— Start Data in this exercise —
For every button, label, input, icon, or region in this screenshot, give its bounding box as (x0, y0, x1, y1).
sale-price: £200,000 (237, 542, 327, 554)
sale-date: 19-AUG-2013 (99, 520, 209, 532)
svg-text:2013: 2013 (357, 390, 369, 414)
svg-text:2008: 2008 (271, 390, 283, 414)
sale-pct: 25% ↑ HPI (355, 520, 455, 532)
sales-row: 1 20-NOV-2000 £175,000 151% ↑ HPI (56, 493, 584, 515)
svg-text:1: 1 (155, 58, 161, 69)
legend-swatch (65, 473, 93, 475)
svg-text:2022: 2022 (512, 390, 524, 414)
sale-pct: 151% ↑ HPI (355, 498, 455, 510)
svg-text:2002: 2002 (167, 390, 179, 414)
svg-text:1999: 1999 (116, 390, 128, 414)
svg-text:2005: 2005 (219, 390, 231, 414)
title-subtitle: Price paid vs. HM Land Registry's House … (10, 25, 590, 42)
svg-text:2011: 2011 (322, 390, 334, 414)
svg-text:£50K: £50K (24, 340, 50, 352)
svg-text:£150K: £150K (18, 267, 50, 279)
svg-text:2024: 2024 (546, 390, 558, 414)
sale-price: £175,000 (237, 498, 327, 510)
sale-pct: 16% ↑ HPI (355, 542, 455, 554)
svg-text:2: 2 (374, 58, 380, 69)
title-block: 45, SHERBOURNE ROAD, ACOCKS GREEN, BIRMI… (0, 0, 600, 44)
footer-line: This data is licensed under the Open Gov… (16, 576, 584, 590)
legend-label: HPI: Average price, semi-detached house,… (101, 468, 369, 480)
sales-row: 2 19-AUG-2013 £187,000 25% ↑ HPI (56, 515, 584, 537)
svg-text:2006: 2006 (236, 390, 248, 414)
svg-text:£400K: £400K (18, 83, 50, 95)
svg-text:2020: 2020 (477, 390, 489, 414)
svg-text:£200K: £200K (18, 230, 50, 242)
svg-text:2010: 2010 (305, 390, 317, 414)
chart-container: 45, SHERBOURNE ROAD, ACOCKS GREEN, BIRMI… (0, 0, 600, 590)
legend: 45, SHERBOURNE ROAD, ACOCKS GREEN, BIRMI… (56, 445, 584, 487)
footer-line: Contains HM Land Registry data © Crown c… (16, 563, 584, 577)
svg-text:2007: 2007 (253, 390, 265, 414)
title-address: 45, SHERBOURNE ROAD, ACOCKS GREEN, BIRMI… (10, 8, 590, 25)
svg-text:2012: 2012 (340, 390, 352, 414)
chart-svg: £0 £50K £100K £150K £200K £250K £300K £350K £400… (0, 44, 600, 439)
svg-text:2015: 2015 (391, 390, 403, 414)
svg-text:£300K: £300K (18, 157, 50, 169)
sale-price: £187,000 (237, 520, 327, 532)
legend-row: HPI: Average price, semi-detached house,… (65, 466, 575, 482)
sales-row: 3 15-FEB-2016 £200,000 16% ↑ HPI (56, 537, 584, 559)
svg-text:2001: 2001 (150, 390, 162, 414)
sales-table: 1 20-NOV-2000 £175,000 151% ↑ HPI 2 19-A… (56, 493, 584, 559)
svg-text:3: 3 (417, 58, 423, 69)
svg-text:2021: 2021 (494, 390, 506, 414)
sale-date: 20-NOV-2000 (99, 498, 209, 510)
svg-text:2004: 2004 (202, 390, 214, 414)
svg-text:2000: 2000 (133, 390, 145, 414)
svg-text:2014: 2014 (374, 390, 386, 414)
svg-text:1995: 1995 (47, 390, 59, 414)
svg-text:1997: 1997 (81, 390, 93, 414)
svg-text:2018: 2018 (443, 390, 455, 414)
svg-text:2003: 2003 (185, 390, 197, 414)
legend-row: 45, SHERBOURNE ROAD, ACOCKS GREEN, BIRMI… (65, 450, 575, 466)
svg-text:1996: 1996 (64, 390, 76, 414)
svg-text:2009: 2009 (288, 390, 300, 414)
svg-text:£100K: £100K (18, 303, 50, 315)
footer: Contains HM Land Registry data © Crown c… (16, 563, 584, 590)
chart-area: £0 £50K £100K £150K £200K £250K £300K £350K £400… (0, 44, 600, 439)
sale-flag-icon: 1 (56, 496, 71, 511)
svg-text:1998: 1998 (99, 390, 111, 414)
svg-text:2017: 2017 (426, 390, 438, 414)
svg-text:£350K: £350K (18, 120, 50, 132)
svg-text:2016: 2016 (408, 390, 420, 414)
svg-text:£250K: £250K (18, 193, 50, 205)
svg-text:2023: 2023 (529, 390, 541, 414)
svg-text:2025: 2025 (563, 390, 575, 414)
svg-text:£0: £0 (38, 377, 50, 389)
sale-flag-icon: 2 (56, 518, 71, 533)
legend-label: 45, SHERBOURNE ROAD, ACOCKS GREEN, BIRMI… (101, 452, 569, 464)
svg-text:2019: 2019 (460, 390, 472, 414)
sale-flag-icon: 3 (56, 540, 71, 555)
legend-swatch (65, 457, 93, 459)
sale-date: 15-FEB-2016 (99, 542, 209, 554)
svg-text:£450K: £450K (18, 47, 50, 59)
— End Data in this exercise —
#### [Goal of the exercise]
Arrange the listing above as a Markdown table with the columns Row and Line, covering everything from its first line up to and including the line with "svg-text:£150K: £150K (18, 267, 50, 279)". Leave out any blank lines.

#### [Written response]
| Row | Line |
|---|---|
| 1 | For every button, label, input, icon, or region in this screenshot, give its bounding box as (x0, y0, x1, y1). |
| 2 | sale-price: £200,000 (237, 542, 327, 554) |
| 3 | sale-date: 19-AUG-2013 (99, 520, 209, 532) |
| 4 | svg-text:2013: 2013 (357, 390, 369, 414) |
| 5 | svg-text:2008: 2008 (271, 390, 283, 414) |
| 6 | sale-pct: 25% ↑ HPI (355, 520, 455, 532) |
| 7 | sales-row: 1 20-NOV-2000 £175,000 151% ↑ HPI (56, 493, 584, 515) |
| 8 | svg-text:1: 1 (155, 58, 161, 69) |
| 9 | legend-swatch (65, 473, 93, 475) |
| 10 | svg-text:2022: 2022 (512, 390, 524, 414) |
| 11 | sale-pct: 151% ↑ HPI (355, 498, 455, 510) |
| 12 | svg-text:2002: 2002 (167, 390, 179, 414) |
| 13 | svg-text:1999: 1999 (116, 390, 128, 414) |
| 14 | svg-text:2005: 2005 (219, 390, 231, 414) |
| 15 | title-subtitle: Price paid vs. HM Land Registry's House … (10, 25, 590, 42) |
| 16 | svg-text:2011: 2011 (322, 390, 334, 414) |
| 17 | svg-text:£50K: £50K (24, 340, 50, 352) |
| 18 | svg-text:£150K: £150K (18, 267, 50, 279) |